Source material>
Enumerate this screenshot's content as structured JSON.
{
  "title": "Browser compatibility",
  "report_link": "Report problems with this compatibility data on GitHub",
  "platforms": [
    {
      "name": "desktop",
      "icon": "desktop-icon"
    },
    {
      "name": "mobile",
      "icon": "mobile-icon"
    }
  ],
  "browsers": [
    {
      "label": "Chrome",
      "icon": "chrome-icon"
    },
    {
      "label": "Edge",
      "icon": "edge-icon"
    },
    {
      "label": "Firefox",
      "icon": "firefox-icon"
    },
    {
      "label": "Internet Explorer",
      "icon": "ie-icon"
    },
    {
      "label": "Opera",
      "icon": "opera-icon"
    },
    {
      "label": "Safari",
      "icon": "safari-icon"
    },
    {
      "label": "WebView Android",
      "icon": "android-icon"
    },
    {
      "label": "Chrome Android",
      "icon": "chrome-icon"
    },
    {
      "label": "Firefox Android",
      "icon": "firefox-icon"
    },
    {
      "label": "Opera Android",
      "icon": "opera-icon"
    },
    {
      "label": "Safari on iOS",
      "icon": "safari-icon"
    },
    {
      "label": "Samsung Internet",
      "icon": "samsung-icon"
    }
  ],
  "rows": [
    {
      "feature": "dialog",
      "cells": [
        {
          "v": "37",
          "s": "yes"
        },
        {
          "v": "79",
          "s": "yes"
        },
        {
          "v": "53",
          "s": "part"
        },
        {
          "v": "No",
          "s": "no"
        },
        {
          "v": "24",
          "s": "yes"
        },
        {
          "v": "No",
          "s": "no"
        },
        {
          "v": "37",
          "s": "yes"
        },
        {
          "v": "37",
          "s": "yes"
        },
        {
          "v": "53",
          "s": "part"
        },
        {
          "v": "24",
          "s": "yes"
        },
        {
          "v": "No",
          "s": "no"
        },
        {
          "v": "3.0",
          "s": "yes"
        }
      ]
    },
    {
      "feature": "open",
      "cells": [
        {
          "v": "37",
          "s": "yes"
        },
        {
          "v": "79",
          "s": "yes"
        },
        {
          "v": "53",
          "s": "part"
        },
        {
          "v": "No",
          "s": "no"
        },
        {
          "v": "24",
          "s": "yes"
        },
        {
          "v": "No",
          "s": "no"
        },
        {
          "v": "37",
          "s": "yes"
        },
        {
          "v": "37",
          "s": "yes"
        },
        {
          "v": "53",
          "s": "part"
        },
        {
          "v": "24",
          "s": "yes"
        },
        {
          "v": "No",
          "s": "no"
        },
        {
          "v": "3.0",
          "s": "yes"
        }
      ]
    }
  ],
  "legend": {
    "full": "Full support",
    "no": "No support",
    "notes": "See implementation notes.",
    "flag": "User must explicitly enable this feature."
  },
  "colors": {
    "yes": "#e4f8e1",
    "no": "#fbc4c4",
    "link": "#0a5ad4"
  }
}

Goal> Return the entries in full, keeping every line exactly as it is.

Exercise result>
Enumerate this screenshot's content as structured JSON.
{
  "title": "Browser compatibility",
  "report_link": "Report problems with this compatibility data on GitHub",
  "platforms": [
    {
      "name": "desktop",
      "icon": "desktop-icon"
    },
    {
      "name": "mobile",
      "icon": "mobile-icon"
    }
  ],
  "browsers": [
    {
      "label": "Chrome",
      "icon": "chrome-icon"
    },
    {
      "label": "Edge",
      "icon": "edge-icon"
    },
    {
      "label": "Firefox",
      "icon": "firefox-icon"
    },
    {
      "label": "Internet Explorer",
      "icon": "ie-icon"
    },
    {
      "label": "Opera",
      "icon": "opera-icon"
    },
    {
      "label": "Safari",
      "icon": "safari-icon"
    },
    {
      "label": "WebView Android",
      "icon": "android-icon"
    },
    {
      "label": "Chrome Android",
      "icon": "chrome-icon"
    },
    {
      "label": "Firefox Android",
      "icon": "firefox-icon"
    },
    {
      "label": "Opera Android",
      "icon": "opera-icon"
    },
    {
      "label": "Safari on iOS",
      "icon": "safari-icon"
    },
    {
      "label": "Samsung Internet",
      "icon": "samsung-icon"
    }
  ],
  "rows": [
    {
      "feature": "dialog",
      "cells": [
        {
          "v": "37",
          "s": "yes"
        },
        {
          "v": "79",
          "s": "yes"
        },
        {
          "v": "53",
          "s": "part"
        },
        {
          "v": "No",
          "s": "no"
        },
        {
          "v": "24",
          "s": "yes"
        },
        {
          "v": "No",
          "s": "no"
        },
        {
          "v": "37",
          "s": "yes"
        },
        {
          "v": "37",
          "s": "yes"
        },
        {
          "v": "53",
          "s": "part"
        },
        {
          "v": "24",
          "s": "yes"
        },
        {
          "v": "No",
          "s": "no"
        },
        {
          "v": "3.0",
          "s": "yes"
        }
      ]
    },
    {
      "feature": "open",
      "cells": [
        {
          "v": "37",
          "s": "yes"
        },
        {
          "v": "79",
          "s": "yes"
        },
        {
          "v": "53",
          "s": "part"
        },
        {
          "v": "No",
          "s": "no"
        },
        {
          "v": "24",
          "s": "yes"
        },
        {
          "v": "No",
          "s": "no"
        },
        {
          "v": "37",
          "s": "yes"
        },
        {
          "v": "37",
          "s": "yes"
        },
        {
          "v": "53",
          "s": "part"
        },
        {
          "v": "24",
          "s": "yes"
        },
        {
          "v": "No",
          "s": "no"
        },
        {
          "v": "3.0",
          "s": "yes"
        }
      ]
    }
  ],
  "legend": {
    "full": "Full support",
    "no": "No support",
    "notes": "See implementation notes.",
    "flag": "User must explicitly enable this feature."
  },
  "colors": {
    "yes": "#e4f8e1",
    "no": "#fbc4c4",
    "link": "#0a5ad4"
  }
}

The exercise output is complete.